CHALLENGE |
Count how many lines have the word "content" in them. Reply with that number by itself.

[Stored entries]
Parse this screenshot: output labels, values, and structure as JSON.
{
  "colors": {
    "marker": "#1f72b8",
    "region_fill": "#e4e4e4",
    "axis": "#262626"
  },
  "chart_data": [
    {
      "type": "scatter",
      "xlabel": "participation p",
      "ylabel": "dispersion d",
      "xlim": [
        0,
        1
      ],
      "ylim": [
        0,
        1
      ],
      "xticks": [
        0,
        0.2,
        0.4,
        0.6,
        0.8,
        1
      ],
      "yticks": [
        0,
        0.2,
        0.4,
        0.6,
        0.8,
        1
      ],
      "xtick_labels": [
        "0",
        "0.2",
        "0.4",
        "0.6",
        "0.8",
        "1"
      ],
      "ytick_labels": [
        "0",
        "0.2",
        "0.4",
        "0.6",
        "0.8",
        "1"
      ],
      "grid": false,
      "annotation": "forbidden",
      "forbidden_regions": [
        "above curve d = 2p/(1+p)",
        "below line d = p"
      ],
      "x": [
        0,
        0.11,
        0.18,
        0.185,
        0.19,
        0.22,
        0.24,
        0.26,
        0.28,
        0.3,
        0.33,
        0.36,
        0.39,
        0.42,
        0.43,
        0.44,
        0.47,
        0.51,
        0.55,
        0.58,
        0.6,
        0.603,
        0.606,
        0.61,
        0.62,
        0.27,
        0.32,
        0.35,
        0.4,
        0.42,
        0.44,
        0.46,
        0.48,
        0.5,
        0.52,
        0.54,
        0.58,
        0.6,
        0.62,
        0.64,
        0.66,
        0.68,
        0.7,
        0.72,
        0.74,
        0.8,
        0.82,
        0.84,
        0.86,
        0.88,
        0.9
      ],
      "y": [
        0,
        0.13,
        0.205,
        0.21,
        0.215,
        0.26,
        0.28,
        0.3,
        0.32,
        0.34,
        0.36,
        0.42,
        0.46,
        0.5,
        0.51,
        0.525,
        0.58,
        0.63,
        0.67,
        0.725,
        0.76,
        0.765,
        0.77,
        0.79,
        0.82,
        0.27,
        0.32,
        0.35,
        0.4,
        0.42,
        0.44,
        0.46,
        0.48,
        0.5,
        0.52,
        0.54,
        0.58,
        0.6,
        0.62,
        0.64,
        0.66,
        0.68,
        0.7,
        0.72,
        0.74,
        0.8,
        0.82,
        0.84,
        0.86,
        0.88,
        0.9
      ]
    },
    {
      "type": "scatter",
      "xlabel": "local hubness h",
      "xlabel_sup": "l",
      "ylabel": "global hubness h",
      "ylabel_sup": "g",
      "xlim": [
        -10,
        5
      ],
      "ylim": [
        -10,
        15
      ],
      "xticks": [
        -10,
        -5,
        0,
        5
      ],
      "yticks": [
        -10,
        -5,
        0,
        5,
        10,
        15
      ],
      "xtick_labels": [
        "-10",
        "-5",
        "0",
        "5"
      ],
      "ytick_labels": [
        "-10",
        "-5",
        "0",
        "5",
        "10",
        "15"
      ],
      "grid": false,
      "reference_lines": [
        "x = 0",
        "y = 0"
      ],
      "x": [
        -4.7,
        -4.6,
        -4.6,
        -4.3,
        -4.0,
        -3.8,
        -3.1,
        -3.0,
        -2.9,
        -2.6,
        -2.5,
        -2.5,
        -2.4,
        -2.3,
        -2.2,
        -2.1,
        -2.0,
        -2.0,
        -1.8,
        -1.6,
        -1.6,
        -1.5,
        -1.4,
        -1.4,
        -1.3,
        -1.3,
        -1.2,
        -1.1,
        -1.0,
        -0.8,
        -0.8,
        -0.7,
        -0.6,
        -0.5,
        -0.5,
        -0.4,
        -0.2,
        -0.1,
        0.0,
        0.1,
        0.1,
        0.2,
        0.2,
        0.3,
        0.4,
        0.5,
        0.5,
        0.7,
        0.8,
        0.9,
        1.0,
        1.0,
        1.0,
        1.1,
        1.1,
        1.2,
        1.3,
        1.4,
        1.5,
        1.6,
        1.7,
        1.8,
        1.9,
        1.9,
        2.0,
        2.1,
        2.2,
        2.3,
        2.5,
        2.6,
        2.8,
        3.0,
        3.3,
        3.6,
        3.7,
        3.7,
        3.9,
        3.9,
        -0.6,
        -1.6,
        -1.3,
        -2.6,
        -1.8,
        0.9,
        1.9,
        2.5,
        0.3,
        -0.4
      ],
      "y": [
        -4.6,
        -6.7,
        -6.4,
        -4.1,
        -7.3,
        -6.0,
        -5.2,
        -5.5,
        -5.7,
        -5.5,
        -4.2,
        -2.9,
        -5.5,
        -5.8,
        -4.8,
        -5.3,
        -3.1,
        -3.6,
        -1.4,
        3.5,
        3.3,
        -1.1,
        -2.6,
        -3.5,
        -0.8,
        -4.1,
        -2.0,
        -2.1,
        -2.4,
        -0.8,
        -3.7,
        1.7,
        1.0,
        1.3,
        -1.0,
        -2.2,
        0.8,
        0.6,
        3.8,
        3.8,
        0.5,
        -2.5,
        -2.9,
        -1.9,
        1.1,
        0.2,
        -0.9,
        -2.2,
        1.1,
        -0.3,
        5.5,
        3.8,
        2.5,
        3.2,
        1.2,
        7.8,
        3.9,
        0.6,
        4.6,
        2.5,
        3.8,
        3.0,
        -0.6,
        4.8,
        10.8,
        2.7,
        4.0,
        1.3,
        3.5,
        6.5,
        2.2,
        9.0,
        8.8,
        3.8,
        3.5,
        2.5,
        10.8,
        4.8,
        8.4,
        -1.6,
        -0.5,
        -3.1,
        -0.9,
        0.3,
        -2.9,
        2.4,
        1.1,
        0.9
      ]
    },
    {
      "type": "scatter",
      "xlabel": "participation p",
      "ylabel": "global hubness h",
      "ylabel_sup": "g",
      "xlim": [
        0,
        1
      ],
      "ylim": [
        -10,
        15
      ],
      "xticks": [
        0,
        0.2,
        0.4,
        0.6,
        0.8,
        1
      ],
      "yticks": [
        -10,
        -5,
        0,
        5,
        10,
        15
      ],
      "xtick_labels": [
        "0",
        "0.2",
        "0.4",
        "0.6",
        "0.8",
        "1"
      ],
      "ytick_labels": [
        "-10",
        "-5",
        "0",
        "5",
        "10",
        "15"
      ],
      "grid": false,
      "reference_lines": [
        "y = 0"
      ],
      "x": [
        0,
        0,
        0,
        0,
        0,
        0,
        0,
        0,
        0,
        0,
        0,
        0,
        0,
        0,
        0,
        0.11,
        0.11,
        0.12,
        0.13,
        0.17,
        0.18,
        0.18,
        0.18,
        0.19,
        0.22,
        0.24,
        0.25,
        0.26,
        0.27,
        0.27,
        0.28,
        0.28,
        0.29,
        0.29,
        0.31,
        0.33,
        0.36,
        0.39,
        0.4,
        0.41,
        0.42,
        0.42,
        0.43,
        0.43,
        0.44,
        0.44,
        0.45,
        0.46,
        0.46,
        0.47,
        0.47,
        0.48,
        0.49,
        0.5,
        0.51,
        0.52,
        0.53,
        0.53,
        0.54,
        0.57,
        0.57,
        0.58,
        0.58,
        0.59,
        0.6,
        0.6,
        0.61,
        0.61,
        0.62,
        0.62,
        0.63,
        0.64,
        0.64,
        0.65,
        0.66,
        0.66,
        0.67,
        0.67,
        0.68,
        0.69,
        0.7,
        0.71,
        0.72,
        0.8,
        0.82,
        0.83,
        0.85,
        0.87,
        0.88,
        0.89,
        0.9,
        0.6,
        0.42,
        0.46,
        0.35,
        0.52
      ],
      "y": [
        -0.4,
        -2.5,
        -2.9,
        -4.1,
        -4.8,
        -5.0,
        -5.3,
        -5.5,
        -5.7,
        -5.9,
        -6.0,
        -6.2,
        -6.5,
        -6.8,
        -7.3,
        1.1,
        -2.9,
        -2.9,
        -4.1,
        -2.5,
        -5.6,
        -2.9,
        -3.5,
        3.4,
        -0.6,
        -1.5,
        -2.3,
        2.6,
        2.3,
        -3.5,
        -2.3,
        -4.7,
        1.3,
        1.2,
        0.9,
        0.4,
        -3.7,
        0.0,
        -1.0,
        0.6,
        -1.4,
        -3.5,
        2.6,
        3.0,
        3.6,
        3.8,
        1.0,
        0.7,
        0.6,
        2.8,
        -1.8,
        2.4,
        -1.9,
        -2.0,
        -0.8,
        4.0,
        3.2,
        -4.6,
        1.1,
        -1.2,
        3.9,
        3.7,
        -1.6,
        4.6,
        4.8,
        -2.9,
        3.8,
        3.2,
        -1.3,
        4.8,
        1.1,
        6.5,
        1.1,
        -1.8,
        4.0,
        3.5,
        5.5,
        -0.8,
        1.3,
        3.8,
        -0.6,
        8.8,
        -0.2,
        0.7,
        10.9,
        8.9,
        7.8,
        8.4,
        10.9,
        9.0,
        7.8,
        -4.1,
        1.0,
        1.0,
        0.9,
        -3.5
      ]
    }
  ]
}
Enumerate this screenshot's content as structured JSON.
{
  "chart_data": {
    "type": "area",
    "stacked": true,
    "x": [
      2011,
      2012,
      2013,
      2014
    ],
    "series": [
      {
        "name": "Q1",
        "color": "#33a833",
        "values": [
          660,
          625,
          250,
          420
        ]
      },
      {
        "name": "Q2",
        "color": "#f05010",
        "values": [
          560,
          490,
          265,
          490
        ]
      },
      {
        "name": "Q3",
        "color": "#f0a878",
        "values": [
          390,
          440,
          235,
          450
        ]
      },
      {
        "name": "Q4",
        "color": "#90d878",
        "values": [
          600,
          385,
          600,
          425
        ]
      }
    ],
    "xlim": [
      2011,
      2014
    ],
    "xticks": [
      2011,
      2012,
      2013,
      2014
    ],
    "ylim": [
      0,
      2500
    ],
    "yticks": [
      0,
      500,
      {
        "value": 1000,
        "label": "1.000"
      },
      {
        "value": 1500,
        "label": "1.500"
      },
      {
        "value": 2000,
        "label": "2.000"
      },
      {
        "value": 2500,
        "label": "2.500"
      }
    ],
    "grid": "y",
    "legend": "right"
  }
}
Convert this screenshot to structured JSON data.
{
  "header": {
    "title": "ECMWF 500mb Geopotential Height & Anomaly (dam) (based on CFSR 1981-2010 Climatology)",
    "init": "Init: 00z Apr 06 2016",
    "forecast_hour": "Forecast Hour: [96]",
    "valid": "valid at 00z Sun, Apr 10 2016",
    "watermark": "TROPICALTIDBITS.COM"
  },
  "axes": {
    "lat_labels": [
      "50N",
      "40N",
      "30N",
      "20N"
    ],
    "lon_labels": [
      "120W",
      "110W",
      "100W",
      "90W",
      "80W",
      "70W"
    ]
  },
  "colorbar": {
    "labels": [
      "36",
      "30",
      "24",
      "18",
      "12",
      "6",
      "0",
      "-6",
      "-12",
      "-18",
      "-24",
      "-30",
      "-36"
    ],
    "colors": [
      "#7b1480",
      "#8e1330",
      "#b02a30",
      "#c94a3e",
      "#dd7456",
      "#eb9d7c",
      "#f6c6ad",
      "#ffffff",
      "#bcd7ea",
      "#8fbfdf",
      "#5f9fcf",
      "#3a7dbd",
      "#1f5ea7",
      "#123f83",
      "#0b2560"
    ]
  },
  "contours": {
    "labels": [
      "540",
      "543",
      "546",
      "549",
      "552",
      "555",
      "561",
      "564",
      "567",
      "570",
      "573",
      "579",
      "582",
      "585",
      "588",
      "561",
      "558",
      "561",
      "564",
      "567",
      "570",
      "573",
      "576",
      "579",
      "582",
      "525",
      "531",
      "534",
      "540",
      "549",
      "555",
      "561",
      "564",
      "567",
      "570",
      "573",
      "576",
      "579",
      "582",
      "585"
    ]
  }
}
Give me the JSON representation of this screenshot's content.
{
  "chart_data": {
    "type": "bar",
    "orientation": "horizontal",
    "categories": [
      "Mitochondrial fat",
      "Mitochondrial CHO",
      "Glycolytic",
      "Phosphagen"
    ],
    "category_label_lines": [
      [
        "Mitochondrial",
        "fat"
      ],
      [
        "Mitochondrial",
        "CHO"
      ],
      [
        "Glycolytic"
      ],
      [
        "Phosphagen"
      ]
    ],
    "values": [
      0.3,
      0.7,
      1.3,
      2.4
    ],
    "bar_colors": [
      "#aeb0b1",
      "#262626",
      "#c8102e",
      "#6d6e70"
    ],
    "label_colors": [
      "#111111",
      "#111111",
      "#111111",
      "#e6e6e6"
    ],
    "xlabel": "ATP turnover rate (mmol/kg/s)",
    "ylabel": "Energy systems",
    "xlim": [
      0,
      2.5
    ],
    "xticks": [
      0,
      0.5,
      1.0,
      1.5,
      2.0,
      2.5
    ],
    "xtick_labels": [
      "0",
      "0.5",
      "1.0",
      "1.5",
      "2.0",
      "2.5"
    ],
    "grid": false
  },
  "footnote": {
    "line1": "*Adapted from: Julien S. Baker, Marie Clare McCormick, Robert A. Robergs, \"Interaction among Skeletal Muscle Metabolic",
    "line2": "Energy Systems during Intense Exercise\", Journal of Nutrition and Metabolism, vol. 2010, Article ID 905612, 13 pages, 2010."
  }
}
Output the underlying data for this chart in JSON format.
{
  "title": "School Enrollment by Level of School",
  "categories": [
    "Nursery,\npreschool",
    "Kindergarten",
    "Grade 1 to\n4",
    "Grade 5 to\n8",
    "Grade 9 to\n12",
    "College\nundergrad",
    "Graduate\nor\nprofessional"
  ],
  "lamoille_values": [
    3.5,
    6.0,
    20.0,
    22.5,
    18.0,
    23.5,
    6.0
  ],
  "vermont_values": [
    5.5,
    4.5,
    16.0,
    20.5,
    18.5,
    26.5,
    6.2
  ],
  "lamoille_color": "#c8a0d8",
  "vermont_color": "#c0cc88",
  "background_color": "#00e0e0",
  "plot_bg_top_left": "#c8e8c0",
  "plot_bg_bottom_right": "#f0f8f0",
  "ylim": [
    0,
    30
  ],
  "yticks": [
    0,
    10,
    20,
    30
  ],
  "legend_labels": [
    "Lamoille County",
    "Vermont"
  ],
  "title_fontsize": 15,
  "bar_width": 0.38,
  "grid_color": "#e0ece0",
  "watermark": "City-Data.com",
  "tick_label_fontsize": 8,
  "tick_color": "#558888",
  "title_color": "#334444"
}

THE RESULT |
2